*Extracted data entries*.
▬▬▬▬▬▬▬▬▬▬

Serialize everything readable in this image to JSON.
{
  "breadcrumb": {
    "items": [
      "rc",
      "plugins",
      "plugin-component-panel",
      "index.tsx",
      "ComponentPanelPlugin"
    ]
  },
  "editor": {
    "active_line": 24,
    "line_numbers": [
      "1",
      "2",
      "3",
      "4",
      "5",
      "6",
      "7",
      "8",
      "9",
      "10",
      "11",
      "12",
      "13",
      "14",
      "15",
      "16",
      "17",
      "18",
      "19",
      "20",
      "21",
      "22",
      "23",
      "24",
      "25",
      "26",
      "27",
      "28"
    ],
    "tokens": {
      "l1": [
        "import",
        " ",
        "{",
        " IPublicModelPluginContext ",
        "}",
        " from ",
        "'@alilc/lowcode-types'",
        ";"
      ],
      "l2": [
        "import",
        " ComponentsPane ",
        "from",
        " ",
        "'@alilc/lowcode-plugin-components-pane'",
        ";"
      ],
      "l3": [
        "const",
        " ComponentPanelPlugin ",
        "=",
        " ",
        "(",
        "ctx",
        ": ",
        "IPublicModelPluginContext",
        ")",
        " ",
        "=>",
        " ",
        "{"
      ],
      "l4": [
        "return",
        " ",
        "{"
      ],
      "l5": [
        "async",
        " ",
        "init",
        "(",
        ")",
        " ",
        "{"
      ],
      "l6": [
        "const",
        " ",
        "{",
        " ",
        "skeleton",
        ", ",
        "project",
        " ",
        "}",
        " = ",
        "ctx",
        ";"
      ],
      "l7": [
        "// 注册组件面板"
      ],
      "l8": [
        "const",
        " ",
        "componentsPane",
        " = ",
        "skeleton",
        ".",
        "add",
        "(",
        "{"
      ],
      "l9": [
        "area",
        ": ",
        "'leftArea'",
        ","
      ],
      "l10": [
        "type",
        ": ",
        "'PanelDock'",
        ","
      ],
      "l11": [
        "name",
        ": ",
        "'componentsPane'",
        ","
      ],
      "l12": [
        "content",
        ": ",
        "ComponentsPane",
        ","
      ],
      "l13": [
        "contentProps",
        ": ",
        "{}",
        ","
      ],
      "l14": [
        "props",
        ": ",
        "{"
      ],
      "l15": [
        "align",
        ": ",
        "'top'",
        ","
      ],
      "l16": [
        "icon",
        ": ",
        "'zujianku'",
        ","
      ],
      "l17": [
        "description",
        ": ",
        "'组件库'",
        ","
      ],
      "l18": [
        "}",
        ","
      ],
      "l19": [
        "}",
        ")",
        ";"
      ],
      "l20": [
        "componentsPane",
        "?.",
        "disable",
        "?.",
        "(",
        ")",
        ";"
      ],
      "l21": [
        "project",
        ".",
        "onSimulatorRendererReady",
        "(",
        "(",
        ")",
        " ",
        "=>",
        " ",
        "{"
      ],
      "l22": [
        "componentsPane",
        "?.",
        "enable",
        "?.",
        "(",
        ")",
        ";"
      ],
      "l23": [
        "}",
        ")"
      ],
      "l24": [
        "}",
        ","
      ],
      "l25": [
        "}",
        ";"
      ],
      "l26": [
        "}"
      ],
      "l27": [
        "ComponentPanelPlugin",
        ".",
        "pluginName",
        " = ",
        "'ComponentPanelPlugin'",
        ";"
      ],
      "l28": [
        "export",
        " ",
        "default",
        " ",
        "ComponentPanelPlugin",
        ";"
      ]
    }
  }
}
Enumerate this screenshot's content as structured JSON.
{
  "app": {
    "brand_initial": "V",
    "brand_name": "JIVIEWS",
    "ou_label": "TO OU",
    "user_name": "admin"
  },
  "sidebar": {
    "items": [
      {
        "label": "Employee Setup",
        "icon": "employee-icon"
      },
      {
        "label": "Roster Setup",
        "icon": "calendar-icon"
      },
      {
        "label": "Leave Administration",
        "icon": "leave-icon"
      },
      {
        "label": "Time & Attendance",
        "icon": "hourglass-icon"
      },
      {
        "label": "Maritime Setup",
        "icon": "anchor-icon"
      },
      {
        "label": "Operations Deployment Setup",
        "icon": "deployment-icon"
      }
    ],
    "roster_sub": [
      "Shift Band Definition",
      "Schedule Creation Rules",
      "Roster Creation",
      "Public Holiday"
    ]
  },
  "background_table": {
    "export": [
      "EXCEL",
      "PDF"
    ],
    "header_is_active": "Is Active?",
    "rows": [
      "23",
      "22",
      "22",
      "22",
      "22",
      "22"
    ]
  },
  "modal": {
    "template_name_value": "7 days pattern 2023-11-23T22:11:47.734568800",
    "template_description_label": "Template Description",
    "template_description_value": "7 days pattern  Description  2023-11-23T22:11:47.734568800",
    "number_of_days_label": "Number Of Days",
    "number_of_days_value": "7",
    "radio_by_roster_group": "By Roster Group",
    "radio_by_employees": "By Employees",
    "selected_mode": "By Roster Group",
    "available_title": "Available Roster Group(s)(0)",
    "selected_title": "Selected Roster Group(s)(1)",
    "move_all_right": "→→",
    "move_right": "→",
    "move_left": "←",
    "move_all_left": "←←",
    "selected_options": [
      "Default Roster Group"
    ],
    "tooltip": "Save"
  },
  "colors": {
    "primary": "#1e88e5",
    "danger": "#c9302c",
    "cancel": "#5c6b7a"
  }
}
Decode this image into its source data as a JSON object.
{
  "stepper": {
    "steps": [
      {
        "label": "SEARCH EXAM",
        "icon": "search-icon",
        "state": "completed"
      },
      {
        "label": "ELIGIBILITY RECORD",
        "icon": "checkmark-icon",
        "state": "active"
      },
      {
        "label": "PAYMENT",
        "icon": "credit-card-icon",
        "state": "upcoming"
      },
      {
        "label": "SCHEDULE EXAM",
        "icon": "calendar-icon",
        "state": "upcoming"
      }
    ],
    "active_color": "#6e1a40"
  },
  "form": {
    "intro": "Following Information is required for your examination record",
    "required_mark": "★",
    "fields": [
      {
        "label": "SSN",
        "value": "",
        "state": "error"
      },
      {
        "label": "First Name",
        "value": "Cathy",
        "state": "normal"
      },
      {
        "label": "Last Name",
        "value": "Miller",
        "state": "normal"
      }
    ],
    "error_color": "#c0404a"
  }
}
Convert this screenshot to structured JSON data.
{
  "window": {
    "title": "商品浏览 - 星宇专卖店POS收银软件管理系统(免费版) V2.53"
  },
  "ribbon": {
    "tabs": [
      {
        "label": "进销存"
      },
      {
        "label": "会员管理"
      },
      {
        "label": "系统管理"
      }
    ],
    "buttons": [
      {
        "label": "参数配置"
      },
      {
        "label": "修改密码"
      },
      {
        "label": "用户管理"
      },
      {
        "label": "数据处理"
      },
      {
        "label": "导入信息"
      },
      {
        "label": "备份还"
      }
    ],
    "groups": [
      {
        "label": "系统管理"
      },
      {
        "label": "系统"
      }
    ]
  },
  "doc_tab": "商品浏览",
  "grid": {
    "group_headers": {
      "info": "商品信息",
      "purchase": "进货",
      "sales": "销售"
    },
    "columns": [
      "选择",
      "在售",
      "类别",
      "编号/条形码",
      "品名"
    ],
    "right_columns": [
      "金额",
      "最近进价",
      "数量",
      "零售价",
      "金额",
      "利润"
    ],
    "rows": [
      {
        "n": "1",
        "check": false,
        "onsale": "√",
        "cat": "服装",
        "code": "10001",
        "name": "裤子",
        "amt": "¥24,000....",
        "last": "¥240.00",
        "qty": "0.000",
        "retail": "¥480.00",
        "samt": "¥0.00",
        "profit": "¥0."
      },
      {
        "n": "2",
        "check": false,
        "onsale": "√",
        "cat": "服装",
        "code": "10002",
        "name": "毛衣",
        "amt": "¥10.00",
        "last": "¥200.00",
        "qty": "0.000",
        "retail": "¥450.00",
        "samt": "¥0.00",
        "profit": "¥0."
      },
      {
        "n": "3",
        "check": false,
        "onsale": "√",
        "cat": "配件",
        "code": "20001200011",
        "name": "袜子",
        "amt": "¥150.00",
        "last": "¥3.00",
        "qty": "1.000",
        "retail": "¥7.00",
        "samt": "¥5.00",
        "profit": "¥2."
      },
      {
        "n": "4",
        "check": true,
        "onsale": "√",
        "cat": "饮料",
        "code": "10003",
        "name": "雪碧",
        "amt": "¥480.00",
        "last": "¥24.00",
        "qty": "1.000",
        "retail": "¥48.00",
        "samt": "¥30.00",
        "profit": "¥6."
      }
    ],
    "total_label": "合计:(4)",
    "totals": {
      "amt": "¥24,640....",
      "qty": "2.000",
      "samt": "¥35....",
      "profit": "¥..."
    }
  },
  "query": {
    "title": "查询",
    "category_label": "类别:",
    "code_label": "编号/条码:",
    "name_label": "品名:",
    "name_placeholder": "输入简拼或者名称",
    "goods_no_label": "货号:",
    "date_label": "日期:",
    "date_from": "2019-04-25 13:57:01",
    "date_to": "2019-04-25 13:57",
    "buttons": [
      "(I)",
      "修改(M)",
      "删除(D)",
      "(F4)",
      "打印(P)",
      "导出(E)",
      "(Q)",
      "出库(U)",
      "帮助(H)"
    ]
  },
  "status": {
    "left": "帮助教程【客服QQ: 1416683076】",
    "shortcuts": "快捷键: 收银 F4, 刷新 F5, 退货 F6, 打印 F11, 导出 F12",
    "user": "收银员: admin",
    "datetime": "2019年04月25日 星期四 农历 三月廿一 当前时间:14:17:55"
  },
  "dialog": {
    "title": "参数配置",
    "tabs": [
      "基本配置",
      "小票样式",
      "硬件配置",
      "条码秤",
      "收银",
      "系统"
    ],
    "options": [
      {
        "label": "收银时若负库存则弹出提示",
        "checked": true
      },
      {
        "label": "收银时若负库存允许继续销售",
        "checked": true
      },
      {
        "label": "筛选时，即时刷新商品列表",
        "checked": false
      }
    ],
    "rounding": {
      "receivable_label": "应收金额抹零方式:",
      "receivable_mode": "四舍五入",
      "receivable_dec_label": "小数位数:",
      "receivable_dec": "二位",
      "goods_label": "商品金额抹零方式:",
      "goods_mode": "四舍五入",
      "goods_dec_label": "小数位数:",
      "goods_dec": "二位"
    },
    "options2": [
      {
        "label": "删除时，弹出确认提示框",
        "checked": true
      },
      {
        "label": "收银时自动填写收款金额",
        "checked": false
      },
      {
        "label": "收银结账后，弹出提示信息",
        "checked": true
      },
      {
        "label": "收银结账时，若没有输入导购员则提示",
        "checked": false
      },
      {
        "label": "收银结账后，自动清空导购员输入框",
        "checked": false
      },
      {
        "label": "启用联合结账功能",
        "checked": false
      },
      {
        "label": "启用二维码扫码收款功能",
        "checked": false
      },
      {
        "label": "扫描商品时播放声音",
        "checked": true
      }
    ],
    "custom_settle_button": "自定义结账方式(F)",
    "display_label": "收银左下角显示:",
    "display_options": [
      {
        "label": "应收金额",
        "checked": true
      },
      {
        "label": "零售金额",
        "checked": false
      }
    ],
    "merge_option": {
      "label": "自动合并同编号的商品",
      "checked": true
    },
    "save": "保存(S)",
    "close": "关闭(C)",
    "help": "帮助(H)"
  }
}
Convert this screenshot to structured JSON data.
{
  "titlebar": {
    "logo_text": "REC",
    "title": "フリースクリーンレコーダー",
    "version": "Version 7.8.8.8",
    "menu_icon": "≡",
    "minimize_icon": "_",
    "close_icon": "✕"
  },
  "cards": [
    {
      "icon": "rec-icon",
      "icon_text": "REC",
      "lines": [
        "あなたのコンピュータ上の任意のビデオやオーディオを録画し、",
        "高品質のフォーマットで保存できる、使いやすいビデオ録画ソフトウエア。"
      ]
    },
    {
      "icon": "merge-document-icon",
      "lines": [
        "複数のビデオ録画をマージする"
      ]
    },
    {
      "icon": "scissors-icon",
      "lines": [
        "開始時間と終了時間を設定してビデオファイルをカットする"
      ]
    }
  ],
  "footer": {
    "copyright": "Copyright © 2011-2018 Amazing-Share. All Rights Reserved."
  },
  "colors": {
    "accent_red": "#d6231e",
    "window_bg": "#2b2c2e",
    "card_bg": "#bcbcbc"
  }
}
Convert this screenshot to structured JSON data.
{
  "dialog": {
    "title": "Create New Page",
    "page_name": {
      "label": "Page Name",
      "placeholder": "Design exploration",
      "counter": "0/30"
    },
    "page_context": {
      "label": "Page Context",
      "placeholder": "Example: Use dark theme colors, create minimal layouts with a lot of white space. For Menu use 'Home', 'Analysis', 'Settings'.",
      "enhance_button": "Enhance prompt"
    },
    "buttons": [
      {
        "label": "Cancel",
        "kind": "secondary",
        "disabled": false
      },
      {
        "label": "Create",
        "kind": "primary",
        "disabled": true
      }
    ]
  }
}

▬▬▬▬▬▬▬▬▬▬

*Challenge*. Identify every line above that includes the word "IPublicModelPluginContext", and show those lines.

*Result of the exercise*.
        " IPublicModelPluginContext ",
        "IPublicModelPluginContext",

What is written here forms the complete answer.